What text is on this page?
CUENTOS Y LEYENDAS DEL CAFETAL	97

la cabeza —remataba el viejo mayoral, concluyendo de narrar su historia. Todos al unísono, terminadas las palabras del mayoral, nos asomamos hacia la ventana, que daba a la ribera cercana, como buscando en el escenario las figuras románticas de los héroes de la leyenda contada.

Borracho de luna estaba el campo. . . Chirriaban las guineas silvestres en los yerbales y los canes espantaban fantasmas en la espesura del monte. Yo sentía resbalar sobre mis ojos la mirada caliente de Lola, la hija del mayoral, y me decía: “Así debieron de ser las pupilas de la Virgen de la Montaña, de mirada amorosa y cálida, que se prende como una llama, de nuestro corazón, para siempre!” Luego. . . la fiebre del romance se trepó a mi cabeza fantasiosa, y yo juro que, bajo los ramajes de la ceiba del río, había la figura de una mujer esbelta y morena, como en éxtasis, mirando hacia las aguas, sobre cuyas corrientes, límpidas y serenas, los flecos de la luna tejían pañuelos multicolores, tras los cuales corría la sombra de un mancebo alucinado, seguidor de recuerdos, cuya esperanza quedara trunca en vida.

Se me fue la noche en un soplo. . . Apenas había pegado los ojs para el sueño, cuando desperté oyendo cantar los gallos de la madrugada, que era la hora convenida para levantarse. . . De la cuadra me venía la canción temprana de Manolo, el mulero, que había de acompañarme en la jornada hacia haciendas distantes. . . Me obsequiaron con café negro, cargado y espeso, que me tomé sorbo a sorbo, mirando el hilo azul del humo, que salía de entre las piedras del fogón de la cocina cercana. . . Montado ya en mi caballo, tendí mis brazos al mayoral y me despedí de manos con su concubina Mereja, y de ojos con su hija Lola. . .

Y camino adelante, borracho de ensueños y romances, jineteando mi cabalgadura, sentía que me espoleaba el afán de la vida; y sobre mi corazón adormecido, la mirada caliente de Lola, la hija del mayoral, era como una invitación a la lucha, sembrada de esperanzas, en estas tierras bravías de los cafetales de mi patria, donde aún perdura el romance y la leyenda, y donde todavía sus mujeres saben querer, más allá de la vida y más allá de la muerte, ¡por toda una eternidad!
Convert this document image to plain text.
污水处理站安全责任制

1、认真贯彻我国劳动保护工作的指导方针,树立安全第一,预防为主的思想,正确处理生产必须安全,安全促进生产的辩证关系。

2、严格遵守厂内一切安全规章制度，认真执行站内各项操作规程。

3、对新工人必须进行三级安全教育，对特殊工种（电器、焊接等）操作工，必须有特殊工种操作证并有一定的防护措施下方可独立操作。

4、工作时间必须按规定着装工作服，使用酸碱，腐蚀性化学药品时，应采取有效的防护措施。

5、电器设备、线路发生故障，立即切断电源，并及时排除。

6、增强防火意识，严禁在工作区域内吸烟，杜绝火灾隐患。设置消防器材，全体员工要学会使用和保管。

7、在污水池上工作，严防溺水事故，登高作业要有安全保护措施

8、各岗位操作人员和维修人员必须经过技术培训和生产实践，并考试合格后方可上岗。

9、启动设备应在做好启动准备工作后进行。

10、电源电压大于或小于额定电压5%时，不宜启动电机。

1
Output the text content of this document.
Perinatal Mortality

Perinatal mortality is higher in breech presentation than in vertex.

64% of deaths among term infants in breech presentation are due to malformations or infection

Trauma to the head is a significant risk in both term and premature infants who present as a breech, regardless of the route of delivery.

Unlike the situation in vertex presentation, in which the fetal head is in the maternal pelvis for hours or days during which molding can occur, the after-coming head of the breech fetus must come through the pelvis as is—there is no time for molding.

* [WHAT YOU ARE ASKED TO DO] Reproduce each entry word for word.

* [WRITTEN RESPONSE]
What text is on this page?
CUENTOS Y LEYENDAS DEL CAFETAL	97

la cabeza —remataba el viejo mayoral, concluyendo de narrar su historia. Todos al unísono, terminadas las palabras del mayoral, nos asomamos hacia la ventana, que daba a la ribera cercana, como buscando en el escenario las figuras románticas de los héroes de la leyenda contada.

Borracho de luna estaba el campo. . . Chirriaban las guineas silvestres en los yerbales y los canes espantaban fantasmas en la espesura del monte. Yo sentía resbalar sobre mis ojos la mirada caliente de Lola, la hija del mayoral, y me decía: “Así debieron de ser las pupilas de la Virgen de la Montaña, de mirada amorosa y cálida, que se prende como una llama, de nuestro corazón, para siempre!” Luego. . . la fiebre del romance se trepó a mi cabeza fantasiosa, y yo juro que, bajo los ramajes de la ceiba del río, había la figura de una mujer esbelta y morena, como en éxtasis, mirando hacia las aguas, sobre cuyas corrientes, límpidas y serenas, los flecos de la luna tejían pañuelos multicolores, tras los cuales corría la sombra de un mancebo alucinado, seguidor de recuerdos, cuya esperanza quedara trunca en vida.

Se me fue la noche en un soplo. . . Apenas había pegado los ojs para el sueño, cuando desperté oyendo cantar los gallos de la madrugada, que era la hora convenida para levantarse. . . De la cuadra me venía la canción temprana de Manolo, el mulero, que había de acompañarme en la jornada hacia haciendas distantes. . . Me obsequiaron con café negro, cargado y espeso, que me tomé sorbo a sorbo, mirando el hilo azul del humo, que salía de entre las piedras del fogón de la cocina cercana. . . Montado ya en mi caballo, tendí mis brazos al mayoral y me despedí de manos con su concubina Mereja, y de ojos con su hija Lola. . .

Y camino adelante, borracho de ensueños y romances, jineteando mi cabalgadura, sentía que me espoleaba el afán de la vida; y sobre mi corazón adormecido, la mirada caliente de Lola, la hija del mayoral, era como una invitación a la lucha, sembrada de esperanzas, en estas tierras bravías de los cafetales de mi patria, donde aún perdura el romance y la leyenda, y donde todavía sus mujeres saben querer, más allá de la vida y más allá de la muerte, ¡por toda una eternidad!
Convert this document image to plain text.
污水处理站安全责任制

1、认真贯彻我国劳动保护工作的指导方针,树立安全第一,预防为主的思想,正确处理生产必须安全,安全促进生产的辩证关系。

2、严格遵守厂内一切安全规章制度，认真执行站内各项操作规程。

3、对新工人必须进行三级安全教育，对特殊工种（电器、焊接等）操作工，必须有特殊工种操作证并有一定的防护措施下方可独立操作。

4、工作时间必须按规定着装工作服，使用酸碱，腐蚀性化学药品时，应采取有效的防护措施。

5、电器设备、线路发生故障，立即切断电源，并及时排除。

6、增强防火意识，严禁在工作区域内吸烟，杜绝火灾隐患。设置消防器材，全体员工要学会使用和保管。

7、在污水池上工作，严防溺水事故，登高作业要有安全保护措施

8、各岗位操作人员和维修人员必须经过技术培训和生产实践，并考试合格后方可上岗。

9、启动设备应在做好启动准备工作后进行。

10、电源电压大于或小于额定电压5%时，不宜启动电机。

1
Output the text content of this document.
Perinatal Mortality

Perinatal mortality is higher in breech presentation than in vertex.

64% of deaths among term infants in breech presentation are due to malformations or infection

Trauma to the head is a significant risk in both term and premature infants who present as a breech, regardless of the route of delivery.

Unlike the situation in vertex presentation, in which the fetal head is in the maternal pelvis for hours or days during which molding can occur, the after-coming head of the breech fetus must come through the pelvis as is—there is no time for molding.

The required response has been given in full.